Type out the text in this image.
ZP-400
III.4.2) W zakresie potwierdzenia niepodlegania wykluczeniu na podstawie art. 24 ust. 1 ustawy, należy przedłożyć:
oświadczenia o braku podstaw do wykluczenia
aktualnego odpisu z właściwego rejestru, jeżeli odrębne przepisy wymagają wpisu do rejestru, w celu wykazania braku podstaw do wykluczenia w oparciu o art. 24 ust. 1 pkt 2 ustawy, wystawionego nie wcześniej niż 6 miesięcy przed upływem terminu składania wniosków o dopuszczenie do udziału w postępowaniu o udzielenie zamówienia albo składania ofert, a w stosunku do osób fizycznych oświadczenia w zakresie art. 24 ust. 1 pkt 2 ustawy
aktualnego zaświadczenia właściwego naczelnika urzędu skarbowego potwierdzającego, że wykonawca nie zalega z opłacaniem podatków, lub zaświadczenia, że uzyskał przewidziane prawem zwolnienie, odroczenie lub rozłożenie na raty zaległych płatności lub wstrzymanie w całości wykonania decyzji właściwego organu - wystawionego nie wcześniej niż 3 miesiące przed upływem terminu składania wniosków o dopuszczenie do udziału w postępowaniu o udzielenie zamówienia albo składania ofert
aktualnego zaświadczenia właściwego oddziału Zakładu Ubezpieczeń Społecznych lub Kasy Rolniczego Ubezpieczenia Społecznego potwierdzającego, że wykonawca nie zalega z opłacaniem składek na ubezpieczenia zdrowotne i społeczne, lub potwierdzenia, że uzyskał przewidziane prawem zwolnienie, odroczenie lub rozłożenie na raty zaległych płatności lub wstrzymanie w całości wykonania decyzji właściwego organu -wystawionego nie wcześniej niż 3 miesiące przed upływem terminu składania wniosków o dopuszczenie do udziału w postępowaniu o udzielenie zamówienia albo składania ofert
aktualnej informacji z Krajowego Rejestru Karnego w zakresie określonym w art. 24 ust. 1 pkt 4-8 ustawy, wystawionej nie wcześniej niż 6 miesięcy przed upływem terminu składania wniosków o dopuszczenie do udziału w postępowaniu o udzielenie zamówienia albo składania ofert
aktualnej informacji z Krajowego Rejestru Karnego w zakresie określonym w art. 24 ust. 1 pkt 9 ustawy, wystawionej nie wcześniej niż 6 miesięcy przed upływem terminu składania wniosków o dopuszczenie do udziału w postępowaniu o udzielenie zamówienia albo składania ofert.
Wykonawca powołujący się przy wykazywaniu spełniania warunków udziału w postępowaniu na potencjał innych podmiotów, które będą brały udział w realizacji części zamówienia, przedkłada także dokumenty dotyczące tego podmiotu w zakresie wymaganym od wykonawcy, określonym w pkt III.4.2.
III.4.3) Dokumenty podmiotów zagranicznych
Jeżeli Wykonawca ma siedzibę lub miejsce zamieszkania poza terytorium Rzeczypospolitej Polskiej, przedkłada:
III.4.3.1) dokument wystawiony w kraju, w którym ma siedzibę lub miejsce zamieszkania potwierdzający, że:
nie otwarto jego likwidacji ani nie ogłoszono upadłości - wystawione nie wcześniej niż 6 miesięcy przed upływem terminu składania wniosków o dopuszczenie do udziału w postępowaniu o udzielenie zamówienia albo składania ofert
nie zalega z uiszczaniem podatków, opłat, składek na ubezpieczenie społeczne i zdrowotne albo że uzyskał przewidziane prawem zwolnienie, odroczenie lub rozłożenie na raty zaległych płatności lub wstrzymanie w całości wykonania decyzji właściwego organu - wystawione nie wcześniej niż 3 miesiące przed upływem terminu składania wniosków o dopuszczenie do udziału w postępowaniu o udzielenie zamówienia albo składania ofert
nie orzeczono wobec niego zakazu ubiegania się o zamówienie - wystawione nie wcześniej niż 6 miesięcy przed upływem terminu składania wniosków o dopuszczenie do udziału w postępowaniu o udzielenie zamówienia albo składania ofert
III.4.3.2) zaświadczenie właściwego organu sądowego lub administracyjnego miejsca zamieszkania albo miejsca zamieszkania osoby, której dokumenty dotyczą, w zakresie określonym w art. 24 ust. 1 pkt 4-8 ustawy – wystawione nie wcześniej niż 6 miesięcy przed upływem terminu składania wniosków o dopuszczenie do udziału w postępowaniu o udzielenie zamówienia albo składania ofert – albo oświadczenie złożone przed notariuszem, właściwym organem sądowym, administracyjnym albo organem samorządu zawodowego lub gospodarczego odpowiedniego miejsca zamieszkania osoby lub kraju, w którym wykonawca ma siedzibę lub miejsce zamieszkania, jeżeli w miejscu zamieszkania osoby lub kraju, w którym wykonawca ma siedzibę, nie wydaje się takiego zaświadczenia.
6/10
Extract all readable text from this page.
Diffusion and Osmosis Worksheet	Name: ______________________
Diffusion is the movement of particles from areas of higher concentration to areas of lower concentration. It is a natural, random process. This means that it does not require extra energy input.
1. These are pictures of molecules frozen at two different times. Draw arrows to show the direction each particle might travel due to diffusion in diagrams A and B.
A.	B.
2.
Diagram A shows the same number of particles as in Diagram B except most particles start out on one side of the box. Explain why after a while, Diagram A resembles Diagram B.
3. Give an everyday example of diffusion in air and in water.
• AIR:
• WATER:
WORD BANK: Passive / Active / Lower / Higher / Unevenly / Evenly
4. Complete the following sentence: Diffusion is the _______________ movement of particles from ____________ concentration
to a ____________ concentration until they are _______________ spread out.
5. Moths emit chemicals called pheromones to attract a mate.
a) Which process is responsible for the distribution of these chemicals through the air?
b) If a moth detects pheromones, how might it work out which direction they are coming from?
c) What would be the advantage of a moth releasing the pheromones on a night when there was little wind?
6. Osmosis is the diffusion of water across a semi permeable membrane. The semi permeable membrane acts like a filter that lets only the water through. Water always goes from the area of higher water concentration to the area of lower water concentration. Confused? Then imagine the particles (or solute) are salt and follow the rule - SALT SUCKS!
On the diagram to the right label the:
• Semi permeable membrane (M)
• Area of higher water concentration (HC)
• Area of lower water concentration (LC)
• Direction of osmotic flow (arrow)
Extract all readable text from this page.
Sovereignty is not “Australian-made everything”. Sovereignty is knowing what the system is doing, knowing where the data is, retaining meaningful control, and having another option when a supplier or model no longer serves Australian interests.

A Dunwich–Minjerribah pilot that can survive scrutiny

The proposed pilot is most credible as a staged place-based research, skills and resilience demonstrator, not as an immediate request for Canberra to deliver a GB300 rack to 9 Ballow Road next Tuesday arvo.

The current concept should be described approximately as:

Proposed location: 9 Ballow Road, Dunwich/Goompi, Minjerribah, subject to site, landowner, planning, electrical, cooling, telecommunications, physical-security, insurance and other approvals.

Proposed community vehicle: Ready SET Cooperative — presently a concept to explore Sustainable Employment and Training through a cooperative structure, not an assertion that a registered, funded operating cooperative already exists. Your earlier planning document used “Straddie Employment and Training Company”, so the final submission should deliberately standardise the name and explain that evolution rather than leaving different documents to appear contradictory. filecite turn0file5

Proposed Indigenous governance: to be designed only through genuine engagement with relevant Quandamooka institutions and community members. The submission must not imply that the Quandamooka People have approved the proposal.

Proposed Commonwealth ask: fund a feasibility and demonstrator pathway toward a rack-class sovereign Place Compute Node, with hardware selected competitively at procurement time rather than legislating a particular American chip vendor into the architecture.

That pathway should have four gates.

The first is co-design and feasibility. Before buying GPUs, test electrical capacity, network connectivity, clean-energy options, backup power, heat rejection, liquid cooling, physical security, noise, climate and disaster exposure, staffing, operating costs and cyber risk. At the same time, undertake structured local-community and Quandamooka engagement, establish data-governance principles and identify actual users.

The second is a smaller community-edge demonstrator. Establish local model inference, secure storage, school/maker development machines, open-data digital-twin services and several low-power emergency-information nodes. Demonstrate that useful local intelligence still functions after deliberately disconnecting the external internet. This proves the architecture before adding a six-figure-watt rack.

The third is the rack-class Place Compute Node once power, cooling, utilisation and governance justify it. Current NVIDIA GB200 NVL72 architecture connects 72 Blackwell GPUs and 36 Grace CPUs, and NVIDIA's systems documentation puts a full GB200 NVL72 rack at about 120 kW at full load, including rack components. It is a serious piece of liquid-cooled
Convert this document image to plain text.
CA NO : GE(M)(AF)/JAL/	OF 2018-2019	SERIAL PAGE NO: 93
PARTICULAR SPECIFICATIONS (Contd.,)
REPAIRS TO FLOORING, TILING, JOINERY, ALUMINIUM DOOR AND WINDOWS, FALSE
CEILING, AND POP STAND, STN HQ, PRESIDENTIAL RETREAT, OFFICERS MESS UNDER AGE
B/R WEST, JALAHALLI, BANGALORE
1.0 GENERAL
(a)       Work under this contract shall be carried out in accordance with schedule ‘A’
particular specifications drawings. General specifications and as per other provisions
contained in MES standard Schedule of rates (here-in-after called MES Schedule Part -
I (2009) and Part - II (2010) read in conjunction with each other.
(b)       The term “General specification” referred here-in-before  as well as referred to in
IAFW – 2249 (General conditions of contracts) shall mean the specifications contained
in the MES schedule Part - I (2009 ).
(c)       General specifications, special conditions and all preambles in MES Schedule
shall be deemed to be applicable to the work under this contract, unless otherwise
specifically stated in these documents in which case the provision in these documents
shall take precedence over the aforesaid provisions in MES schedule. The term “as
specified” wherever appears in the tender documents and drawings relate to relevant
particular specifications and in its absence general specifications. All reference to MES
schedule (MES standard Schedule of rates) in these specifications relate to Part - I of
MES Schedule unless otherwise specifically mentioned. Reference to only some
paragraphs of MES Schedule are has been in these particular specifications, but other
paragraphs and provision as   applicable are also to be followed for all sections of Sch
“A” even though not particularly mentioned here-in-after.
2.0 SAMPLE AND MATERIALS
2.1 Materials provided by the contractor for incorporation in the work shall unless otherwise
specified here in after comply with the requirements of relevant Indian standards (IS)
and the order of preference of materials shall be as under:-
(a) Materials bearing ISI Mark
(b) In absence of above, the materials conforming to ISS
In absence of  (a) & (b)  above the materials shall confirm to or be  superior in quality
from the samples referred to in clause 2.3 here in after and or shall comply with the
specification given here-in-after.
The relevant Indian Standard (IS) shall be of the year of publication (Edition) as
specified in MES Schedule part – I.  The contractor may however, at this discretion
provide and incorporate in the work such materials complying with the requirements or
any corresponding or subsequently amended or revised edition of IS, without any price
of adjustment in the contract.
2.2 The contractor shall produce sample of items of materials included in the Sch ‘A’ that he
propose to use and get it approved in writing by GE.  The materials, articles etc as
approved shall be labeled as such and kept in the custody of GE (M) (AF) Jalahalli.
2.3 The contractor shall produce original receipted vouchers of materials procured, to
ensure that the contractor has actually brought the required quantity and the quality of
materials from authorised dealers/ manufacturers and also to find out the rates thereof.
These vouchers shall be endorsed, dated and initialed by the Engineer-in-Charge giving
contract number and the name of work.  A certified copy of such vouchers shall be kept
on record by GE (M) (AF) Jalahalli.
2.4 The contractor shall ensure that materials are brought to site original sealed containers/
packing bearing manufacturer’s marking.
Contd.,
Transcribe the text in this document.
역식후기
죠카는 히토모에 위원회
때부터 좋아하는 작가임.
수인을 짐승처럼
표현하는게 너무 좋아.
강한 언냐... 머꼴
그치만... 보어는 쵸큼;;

● ● ● ● ●

## What you have to do
Identify and extract each line of the listing that contains "Dunwich".

## Exercise response
A Dunwich–Minjerribah pilot that can survive scrutiny
Proposed location: 9 Ballow Road, Dunwich/Goompi, Minjerribah, subject to site, landowner, planning, electrical, cooling, telecommunications, physical-security, insurance and other approvals.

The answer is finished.